Problem.
Select, from the material below, each line with "screenshot" in it.
┄┄┄┄┄┄┄┄┄┄┄┄┄┄┄┄┄┄┄┄
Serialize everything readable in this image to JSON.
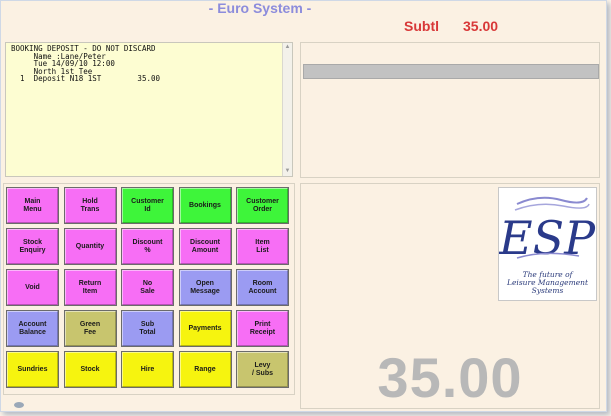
{
  "header": {
    "title": "- Euro System -",
    "subtotal_label": "Subtl",
    "subtotal_value": "35.00"
  },
  "receipt": {
    "lines": "BOOKING DEPOSIT - DO NOT DISCARD\n     Name :Lane/Peter\n     Tue 14/09/10 12:00\n     North 1st Tee\n  1  Deposit N18 1ST        35.00"
  },
  "keys": [
    {
      "label": "Main\nMenu",
      "color": "#f76ef5"
    },
    {
      "label": "Hold\nTrans",
      "color": "#f76ef5"
    },
    {
      "label": "Customer\nId",
      "color": "#3ef53a"
    },
    {
      "label": "Bookings",
      "color": "#3ef53a"
    },
    {
      "label": "Customer\nOrder",
      "color": "#3ef53a"
    },
    {
      "label": "Stock\nEnquiry",
      "color": "#f76ef5"
    },
    {
      "label": "Quantity",
      "color": "#f76ef5"
    },
    {
      "label": "Discount\n%",
      "color": "#f76ef5"
    },
    {
      "label": "Discount\nAmount",
      "color": "#f76ef5"
    },
    {
      "label": "Item\nList",
      "color": "#f76ef5"
    },
    {
      "label": "Void",
      "color": "#f76ef5"
    },
    {
      "label": "Return\nItem",
      "color": "#f76ef5"
    },
    {
      "label": "No\nSale",
      "color": "#f76ef5"
    },
    {
      "label": "Open\nMessage",
      "color": "#9b9bf2"
    },
    {
      "label": "Room\nAccount",
      "color": "#9b9bf2"
    },
    {
      "label": "Account\nBalance",
      "color": "#9b9bf2"
    },
    {
      "label": "Green\nFee",
      "color": "#c8c56e"
    },
    {
      "label": "Sub\nTotal",
      "color": "#9b9bf2"
    },
    {
      "label": "Payments",
      "color": "#f6f40f"
    },
    {
      "label": "Print\nReceipt",
      "color": "#f76ef5"
    },
    {
      "label": "Sundries",
      "color": "#f6f40f"
    },
    {
      "label": "Stock",
      "color": "#f6f40f"
    },
    {
      "label": "Hire",
      "color": "#f6f40f"
    },
    {
      "label": "Range",
      "color": "#f6f40f"
    },
    {
      "label": "Levy\n/ Subs",
      "color": "#c8c56e"
    }
  ],
  "logo": {
    "letters": "ESP",
    "tagline": "The future of\nLeisure Management\nSystems"
  },
  "display": {
    "total": "35.00"
  }
}
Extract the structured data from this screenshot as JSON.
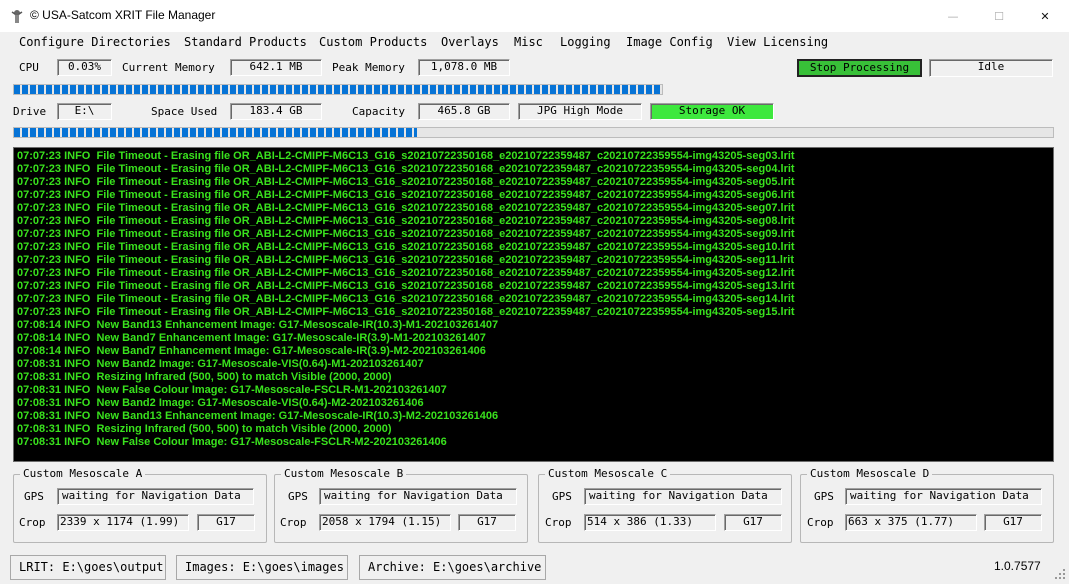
{
  "window": {
    "title": "© USA-Satcom XRIT File Manager",
    "minimize": "—",
    "maximize": "☐",
    "close": "✕"
  },
  "menu": [
    "Configure Directories",
    "Standard Products",
    "Custom Products",
    "Overlays",
    "Misc",
    "Logging",
    "Image Config",
    "View Licensing"
  ],
  "stats": {
    "cpu_label": "CPU",
    "cpu_value": "0.03%",
    "current_memory_label": "Current Memory",
    "current_memory_value": "642.1 MB",
    "peak_memory_label": "Peak Memory",
    "peak_memory_value": "1,078.0 MB",
    "stop_button": "Stop Processing",
    "state": "Idle"
  },
  "progress": {
    "top_fraction": 1.0,
    "bottom_fraction": 0.388
  },
  "drive": {
    "drive_label": "Drive",
    "drive_value": "E:\\",
    "space_used_label": "Space Used",
    "space_used_value": "183.4 GB",
    "capacity_label": "Capacity",
    "capacity_value": "465.8 GB",
    "mode": "JPG High Mode",
    "storage_status": "Storage OK",
    "storage_color": "#3ee83e"
  },
  "log": [
    "07:07:23 INFO  File Timeout - Erasing file OR_ABI-L2-CMIPF-M6C13_G16_s20210722350168_e20210722359487_c20210722359554-img43205-seg03.lrit",
    "07:07:23 INFO  File Timeout - Erasing file OR_ABI-L2-CMIPF-M6C13_G16_s20210722350168_e20210722359487_c20210722359554-img43205-seg04.lrit",
    "07:07:23 INFO  File Timeout - Erasing file OR_ABI-L2-CMIPF-M6C13_G16_s20210722350168_e20210722359487_c20210722359554-img43205-seg05.lrit",
    "07:07:23 INFO  File Timeout - Erasing file OR_ABI-L2-CMIPF-M6C13_G16_s20210722350168_e20210722359487_c20210722359554-img43205-seg06.lrit",
    "07:07:23 INFO  File Timeout - Erasing file OR_ABI-L2-CMIPF-M6C13_G16_s20210722350168_e20210722359487_c20210722359554-img43205-seg07.lrit",
    "07:07:23 INFO  File Timeout - Erasing file OR_ABI-L2-CMIPF-M6C13_G16_s20210722350168_e20210722359487_c20210722359554-img43205-seg08.lrit",
    "07:07:23 INFO  File Timeout - Erasing file OR_ABI-L2-CMIPF-M6C13_G16_s20210722350168_e20210722359487_c20210722359554-img43205-seg09.lrit",
    "07:07:23 INFO  File Timeout - Erasing file OR_ABI-L2-CMIPF-M6C13_G16_s20210722350168_e20210722359487_c20210722359554-img43205-seg10.lrit",
    "07:07:23 INFO  File Timeout - Erasing file OR_ABI-L2-CMIPF-M6C13_G16_s20210722350168_e20210722359487_c20210722359554-img43205-seg11.lrit",
    "07:07:23 INFO  File Timeout - Erasing file OR_ABI-L2-CMIPF-M6C13_G16_s20210722350168_e20210722359487_c20210722359554-img43205-seg12.lrit",
    "07:07:23 INFO  File Timeout - Erasing file OR_ABI-L2-CMIPF-M6C13_G16_s20210722350168_e20210722359487_c20210722359554-img43205-seg13.lrit",
    "07:07:23 INFO  File Timeout - Erasing file OR_ABI-L2-CMIPF-M6C13_G16_s20210722350168_e20210722359487_c20210722359554-img43205-seg14.lrit",
    "07:07:23 INFO  File Timeout - Erasing file OR_ABI-L2-CMIPF-M6C13_G16_s20210722350168_e20210722359487_c20210722359554-img43205-seg15.lrit",
    "07:08:14 INFO  New Band13 Enhancement Image: G17-Mesoscale-IR(10.3)-M1-202103261407",
    "07:08:14 INFO  New Band7 Enhancement Image: G17-Mesoscale-IR(3.9)-M1-202103261407",
    "07:08:14 INFO  New Band7 Enhancement Image: G17-Mesoscale-IR(3.9)-M2-202103261406",
    "07:08:31 INFO  New Band2 Image: G17-Mesoscale-VIS(0.64)-M1-202103261407",
    "07:08:31 INFO  Resizing Infrared (500, 500) to match Visible (2000, 2000)",
    "07:08:31 INFO  New False Colour Image: G17-Mesoscale-FSCLR-M1-202103261407",
    "07:08:31 INFO  New Band2 Image: G17-Mesoscale-VIS(0.64)-M2-202103261406",
    "07:08:31 INFO  New Band13 Enhancement Image: G17-Mesoscale-IR(10.3)-M2-202103261406",
    "07:08:31 INFO  Resizing Infrared (500, 500) to match Visible (2000, 2000)",
    "07:08:31 INFO  New False Colour Image: G17-Mesoscale-FSCLR-M2-202103261406"
  ],
  "mesoscale": [
    {
      "title": "Custom Mesoscale A",
      "gps_label": "GPS",
      "gps": "waiting for Navigation Data",
      "crop_label": "Crop",
      "crop": "2339 x 1174 (1.99)",
      "sat": "G17"
    },
    {
      "title": "Custom Mesoscale B",
      "gps_label": "GPS",
      "gps": "waiting for Navigation Data",
      "crop_label": "Crop",
      "crop": "2058 x 1794 (1.15)",
      "sat": "G17"
    },
    {
      "title": "Custom Mesoscale C",
      "gps_label": "GPS",
      "gps": "waiting for Navigation Data",
      "crop_label": "Crop",
      "crop": "514 x 386 (1.33)",
      "sat": "G17"
    },
    {
      "title": "Custom Mesoscale D",
      "gps_label": "GPS",
      "gps": "waiting for Navigation Data",
      "crop_label": "Crop",
      "crop": "663 x 375 (1.77)",
      "sat": "G17"
    }
  ],
  "statusbar": {
    "lrit": "LRIT: E:\\goes\\output",
    "images": "Images: E:\\goes\\images",
    "archive": "Archive: E:\\goes\\archive",
    "version": "1.0.7577"
  }
}
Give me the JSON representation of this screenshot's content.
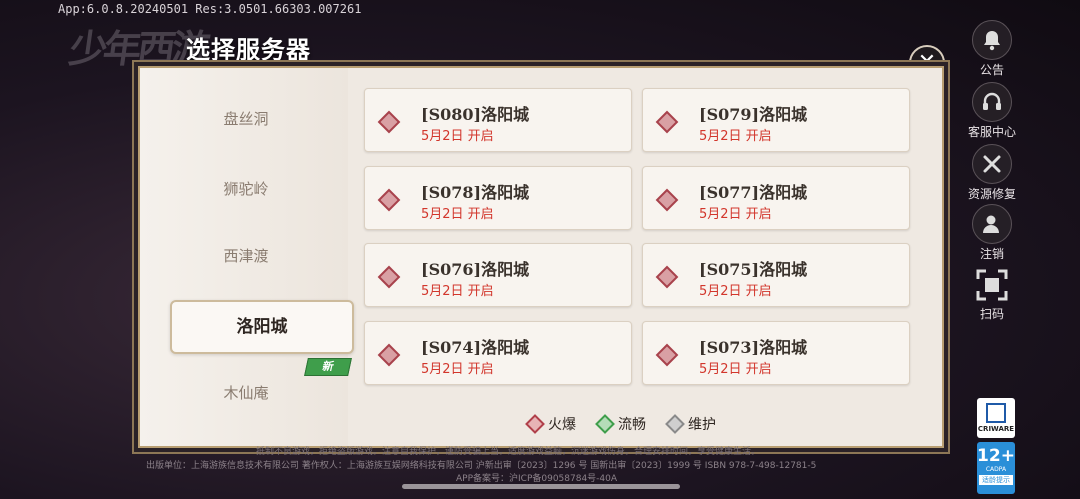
{
  "version_info": "App:6.0.8.20240501  Res:3.0501.66303.007261",
  "logo_text": "少年西游",
  "dialog": {
    "title": "选择服务器",
    "close_label": "✕"
  },
  "nav": {
    "items": [
      {
        "label": "盘丝洞"
      },
      {
        "label": "狮驼岭"
      },
      {
        "label": "西津渡"
      },
      {
        "label": "洛阳城"
      },
      {
        "label": "木仙庵"
      }
    ],
    "active_index": 3,
    "new_badge": "新"
  },
  "servers": [
    {
      "name": "[S080]洛阳城",
      "date": "5月2日 开启",
      "status": "火爆"
    },
    {
      "name": "[S079]洛阳城",
      "date": "5月2日 开启",
      "status": "火爆"
    },
    {
      "name": "[S078]洛阳城",
      "date": "5月2日 开启",
      "status": "火爆"
    },
    {
      "name": "[S077]洛阳城",
      "date": "5月2日 开启",
      "status": "火爆"
    },
    {
      "name": "[S076]洛阳城",
      "date": "5月2日 开启",
      "status": "火爆"
    },
    {
      "name": "[S075]洛阳城",
      "date": "5月2日 开启",
      "status": "火爆"
    },
    {
      "name": "[S074]洛阳城",
      "date": "5月2日 开启",
      "status": "火爆"
    },
    {
      "name": "[S073]洛阳城",
      "date": "5月2日 开启",
      "status": "火爆"
    }
  ],
  "legend": [
    {
      "label": "火爆",
      "color": "#b0404a"
    },
    {
      "label": "流畅",
      "color": "#3f9e4b"
    },
    {
      "label": "维护",
      "color": "#8a8a8a"
    }
  ],
  "side_buttons": [
    {
      "label": "公告",
      "icon": "bell-icon"
    },
    {
      "label": "客服中心",
      "icon": "headset-icon"
    },
    {
      "label": "资源修复",
      "icon": "wrench-icon"
    },
    {
      "label": "注销",
      "icon": "user-logout-icon"
    },
    {
      "label": "扫码",
      "icon": "scan-icon"
    }
  ],
  "footer": {
    "line1": "抵制不良游戏，拒绝盗版游戏。注意自我保护，谨防受骗上当。适度游戏益脑，沉迷游戏伤身。合理安排时间，享受健康生活。",
    "line2": "出版单位：上海游族信息技术有限公司  著作权人：上海游族互娱网络科技有限公司  沪新出审〔2023〕1296 号  国新出审〔2023〕1999 号  ISBN 978-7-498-12781-5",
    "line3": "APP备案号：沪ICP备09058784号-40A"
  },
  "badges": {
    "criware": "CRIWARE",
    "age_rating": "12+",
    "age_org": "CADPA",
    "age_tip": "适龄提示"
  }
}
┄┄┄┄┄┄┄┄┄┄┄┄┄┄┄┄┄┄┄┄
Finished task.
Extract the structured data from this screenshot as JSON.
Give me the JSON representation of this screenshot's content.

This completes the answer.